A ver, a ver… ¿De qué hablo hoy en esta columna, que es la primera del año entrante? Hojeo mi bloc de notas, escrito a mano, como Dios manda, y mi voraz mirada de conspicuo columnista practica el surf sobre los temas que la actualidad, siempre invasiva, me sugiere mientras los amigos de la redacción de Posmodernia insinúan discretamente, como en ellos es costumbre, otros dos asuntos: Yukio Mishima, en el centenario de su seppuku y a cuento del reciente y estupendo estudio que Isidro Palacios le ha dedicado (Vida y muerte del último samurái, La Esfera, 2020), y el estatus social de la Sagrada Familia en el Portal de Belén y en la huída a Egipto.
Doble tentación, pues no en vano me llamaban los amigos en Tokio durante mi primera singladura nipona, que se remonta a 1967, el Mishima español ni tampoco puede ser casual que ya tocase muy a fondo el segundo asunto en mi libro Carta de Jesús al Papa (2001, Planeta y Booket), pero pospongo lo uno y lo otro para alguna futura ocasión, que no ha de faltar. Hoy prefiero dedicar estas líneas a glosar el modus vivendi filosófico e incluso religioso, aunque en él no haya dioses, ni ritos, ni iglesias, que mejor me define: el Tao.
Mal empezamos, porque el Tao no admite definición alguna. Es etéreo, impalpable, inescrutable. Definir es, por definición, levantar paredes, bordes, aristas, esquinas, mojones, geometrías, minutajes… Poner límites o fronteras para evitar confusiones. Y el Tao, por difuso, es confuso, igual que el aire que respiramos. Nos envuelve, nos transporta, nos lleva en andas de la vida, está ahí, está ahí, está ahí… ¿En todas partes? No. En ninguna. El Tao nace del wuwei, y el wuwei alude, en chino clásico, al vacío primordial, a la nada en la que todo y de la que todo nace.

◆ ◆ ◆

## TAREA PLANTEADA 1
¿Puedes actualizar la columna sobre el Tao, de "A ver, a ver…" a "huída a Egipto.", poniendo "cuaderno" en lugar de "bloc de notas"?
## TAREA PLANTEADA 2
¿Podrías seguir escribiendo la columna sobre el Tao a partir de su última frase?

## MATERIAL REGISTRADO

◆ ◆ ◆

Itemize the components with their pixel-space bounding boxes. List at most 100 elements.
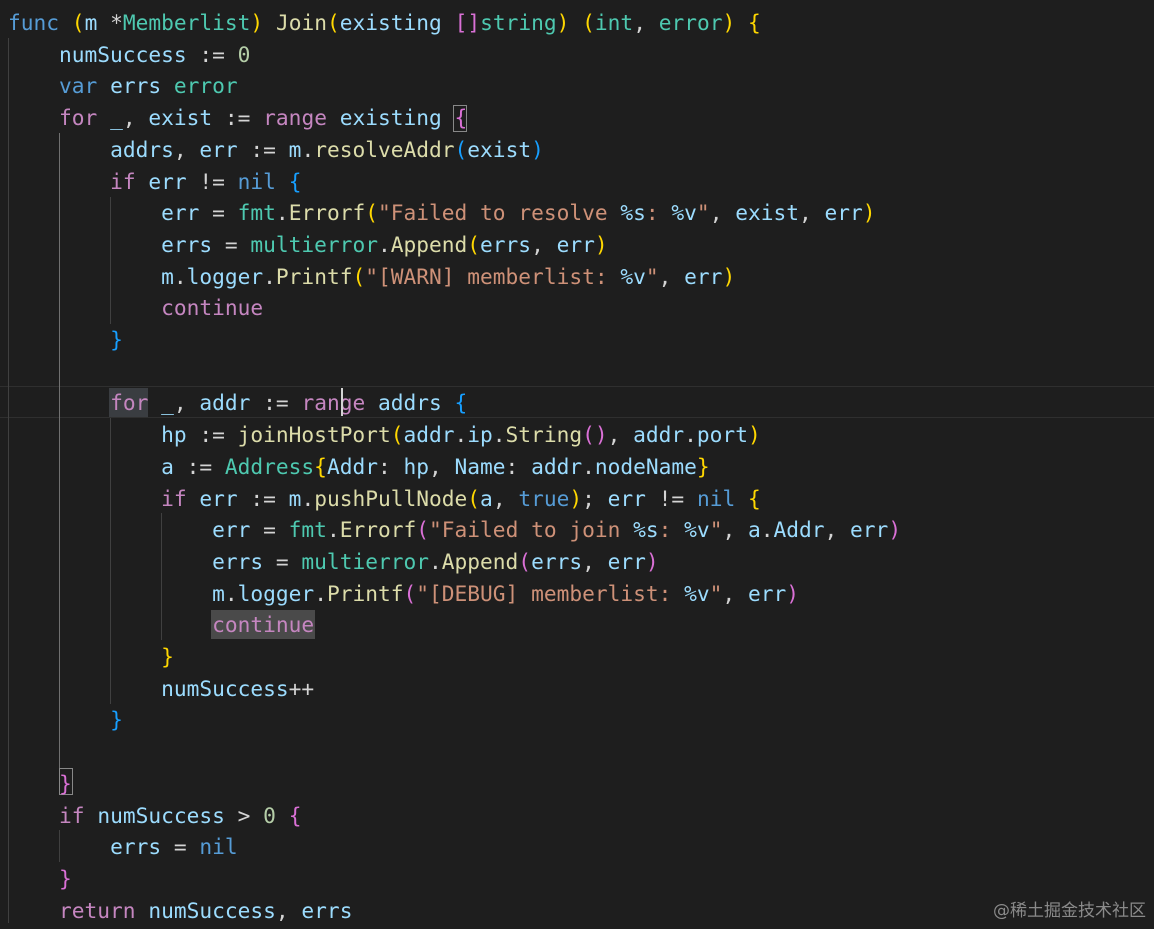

◆ ◆ ◆

## RESULTADO 1
A ver, a ver… ¿De qué hablo hoy en esta columna, que es la primera del año entrante? Hojeo mi cuaderno, escrito a mano, como Dios manda, y mi voraz mirada de conspicuo columnista practica el surf sobre los temas que la actualidad, siempre invasiva, me sugiere mientras los amigos de la redacción de Posmodernia insinúan discretamente, como en ellos es costumbre, otros dos asuntos: Yukio Mishima, en el centenario de su seppuku y a cuento del reciente y estupendo estudio que Isidro Palacios le ha dedicado (Vida y muerte del último samurái, La Esfera, 2020), y el estatus social de la Sagrada Familia en el Portal de Belén y en la huída a Egipto.

## RESULTADO 2
Sostenía Lucrecia en De rerum natura (siglo I antes de Cristo) que de la nada nada puede nacer. De tal axioma, que parece un sofisma, pero no lo es, procede su contrario: la creación ex nihilo. El Tao desjarreta el principio de causalidad: ningún efecto tiene causa. La anarquía, la invertebración, el principio de constante e infinito desdoblamiento, el azar, la incertidumbre, la instantaneidad, la simultaneidad, la resonancia, la analogía, rigen el universo. Las circunstancias son mudables; el yo, para quien sabe sortear sus escollos y fluir sin miedo, es inmutable. El agua, a pesar de su aparente debilidad y fragilidad, todo lo vence, porque a todo se adapta.
La parábola taoísta por antonomasia es la del filósofo que soñó con ser mariposa y al despertar no sabía sí era una mariposa que soñaba con ser filósofo o un filósofo que soñaba con ser mariposa.
Borges escenificó lo mismo al escribir El jardín de los senderos que se bifurcan.
Los alquimistas buscaban la coincidentia oppositorum. Su ideograma es el uróboros o reptil que se muerde la cola. El de los taoístas es el yin y el yang, lo femenino y lo masculino, lo umbrío y lo soleado, lo fértil y lo árido, lo húmedo y lo seco, lo cóncavo y lo convexo… O sea: Eva y Adán, la manzana y la serpiente, Dios y el Diablo.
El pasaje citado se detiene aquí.